-------- Listing

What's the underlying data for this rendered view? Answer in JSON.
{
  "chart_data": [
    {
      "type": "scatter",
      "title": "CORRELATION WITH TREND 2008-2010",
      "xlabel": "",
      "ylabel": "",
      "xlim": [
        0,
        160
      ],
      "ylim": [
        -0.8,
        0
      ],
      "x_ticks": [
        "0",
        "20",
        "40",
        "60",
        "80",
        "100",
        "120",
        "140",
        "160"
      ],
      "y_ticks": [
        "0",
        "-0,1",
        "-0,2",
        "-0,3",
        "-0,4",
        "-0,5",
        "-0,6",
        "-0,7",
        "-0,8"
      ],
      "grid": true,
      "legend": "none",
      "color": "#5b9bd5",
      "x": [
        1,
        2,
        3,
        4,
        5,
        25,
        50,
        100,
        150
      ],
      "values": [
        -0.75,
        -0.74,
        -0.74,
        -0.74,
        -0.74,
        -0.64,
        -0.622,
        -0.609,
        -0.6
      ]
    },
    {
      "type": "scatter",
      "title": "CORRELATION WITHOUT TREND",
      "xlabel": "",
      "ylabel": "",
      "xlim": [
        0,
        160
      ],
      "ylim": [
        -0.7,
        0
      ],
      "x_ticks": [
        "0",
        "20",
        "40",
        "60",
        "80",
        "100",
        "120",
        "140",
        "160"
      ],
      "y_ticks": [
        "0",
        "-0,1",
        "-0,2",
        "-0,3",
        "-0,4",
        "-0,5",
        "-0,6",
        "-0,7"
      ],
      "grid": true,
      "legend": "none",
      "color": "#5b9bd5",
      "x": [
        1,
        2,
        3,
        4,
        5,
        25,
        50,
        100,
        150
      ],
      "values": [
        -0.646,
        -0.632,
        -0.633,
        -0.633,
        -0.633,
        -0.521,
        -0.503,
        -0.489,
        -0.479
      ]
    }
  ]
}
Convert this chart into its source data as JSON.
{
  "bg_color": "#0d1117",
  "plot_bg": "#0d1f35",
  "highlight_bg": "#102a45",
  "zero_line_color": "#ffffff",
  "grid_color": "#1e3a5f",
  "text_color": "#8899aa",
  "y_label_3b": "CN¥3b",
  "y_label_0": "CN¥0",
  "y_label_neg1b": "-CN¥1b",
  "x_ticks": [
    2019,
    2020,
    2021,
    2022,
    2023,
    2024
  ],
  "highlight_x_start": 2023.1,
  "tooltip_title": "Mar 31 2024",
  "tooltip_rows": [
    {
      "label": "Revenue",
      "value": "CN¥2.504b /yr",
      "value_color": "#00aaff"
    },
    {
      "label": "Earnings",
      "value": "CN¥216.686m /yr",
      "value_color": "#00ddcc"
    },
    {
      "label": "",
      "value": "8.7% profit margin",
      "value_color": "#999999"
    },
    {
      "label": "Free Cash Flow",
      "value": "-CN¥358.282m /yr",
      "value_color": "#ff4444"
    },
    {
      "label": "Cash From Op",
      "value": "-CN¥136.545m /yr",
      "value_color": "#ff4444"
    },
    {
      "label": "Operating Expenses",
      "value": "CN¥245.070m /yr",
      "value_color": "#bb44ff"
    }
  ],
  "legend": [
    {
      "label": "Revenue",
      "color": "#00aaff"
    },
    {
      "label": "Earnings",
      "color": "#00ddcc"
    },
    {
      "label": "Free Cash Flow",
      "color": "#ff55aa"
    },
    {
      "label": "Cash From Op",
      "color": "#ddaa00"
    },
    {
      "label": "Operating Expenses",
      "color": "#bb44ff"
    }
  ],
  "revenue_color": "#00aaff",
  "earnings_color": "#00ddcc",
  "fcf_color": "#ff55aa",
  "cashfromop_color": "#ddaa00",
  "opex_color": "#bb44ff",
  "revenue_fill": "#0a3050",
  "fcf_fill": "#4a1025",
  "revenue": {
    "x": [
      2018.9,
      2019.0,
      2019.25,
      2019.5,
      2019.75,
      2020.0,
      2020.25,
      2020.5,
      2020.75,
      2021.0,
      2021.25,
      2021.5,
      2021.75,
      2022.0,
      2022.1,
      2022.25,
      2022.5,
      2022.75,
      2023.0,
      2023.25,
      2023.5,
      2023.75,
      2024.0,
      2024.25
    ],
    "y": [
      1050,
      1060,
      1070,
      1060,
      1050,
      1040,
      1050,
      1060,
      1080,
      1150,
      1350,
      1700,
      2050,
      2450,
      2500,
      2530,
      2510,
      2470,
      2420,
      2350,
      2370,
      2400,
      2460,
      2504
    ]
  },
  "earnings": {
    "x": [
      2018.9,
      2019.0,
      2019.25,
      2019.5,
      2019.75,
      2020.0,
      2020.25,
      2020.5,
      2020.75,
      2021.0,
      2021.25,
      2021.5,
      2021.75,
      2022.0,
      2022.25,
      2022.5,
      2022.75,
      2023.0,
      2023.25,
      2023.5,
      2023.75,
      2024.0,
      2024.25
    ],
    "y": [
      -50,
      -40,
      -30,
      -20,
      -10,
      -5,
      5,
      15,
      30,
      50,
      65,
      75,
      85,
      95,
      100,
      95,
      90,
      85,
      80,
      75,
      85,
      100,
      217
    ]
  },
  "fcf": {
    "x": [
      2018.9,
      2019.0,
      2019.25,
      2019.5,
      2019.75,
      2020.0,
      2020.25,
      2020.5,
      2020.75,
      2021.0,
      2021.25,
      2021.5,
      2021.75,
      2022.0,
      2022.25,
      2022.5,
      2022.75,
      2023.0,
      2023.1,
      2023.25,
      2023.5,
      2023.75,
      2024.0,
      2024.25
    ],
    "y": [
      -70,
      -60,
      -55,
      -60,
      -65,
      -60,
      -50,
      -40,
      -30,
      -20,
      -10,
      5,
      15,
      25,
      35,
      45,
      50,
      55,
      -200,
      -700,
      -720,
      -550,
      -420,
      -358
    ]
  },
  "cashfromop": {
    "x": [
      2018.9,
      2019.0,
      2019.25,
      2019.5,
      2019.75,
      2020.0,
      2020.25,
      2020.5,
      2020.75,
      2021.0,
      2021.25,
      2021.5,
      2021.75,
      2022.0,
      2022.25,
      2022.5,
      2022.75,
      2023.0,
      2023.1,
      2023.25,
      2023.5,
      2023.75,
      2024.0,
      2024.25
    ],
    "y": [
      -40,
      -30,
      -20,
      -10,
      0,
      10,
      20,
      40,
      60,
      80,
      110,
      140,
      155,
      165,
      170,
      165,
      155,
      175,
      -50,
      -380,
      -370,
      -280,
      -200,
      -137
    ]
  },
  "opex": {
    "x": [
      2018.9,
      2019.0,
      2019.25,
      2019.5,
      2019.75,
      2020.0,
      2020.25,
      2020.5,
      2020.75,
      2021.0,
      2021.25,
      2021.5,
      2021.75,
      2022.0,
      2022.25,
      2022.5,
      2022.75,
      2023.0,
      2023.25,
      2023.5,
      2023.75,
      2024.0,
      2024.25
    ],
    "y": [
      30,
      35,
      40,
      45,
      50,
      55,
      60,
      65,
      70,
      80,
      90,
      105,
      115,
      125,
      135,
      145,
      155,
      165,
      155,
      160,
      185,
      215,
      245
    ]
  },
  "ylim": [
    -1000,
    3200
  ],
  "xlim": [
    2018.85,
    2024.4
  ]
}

----------------

» **Directions**
Pull out the lines above in which the word "TREND" appears.

» **Exercise answer**
      "title": "CORRELATION WITH TREND 2008-2010",
      "title": "CORRELATION WITHOUT TREND",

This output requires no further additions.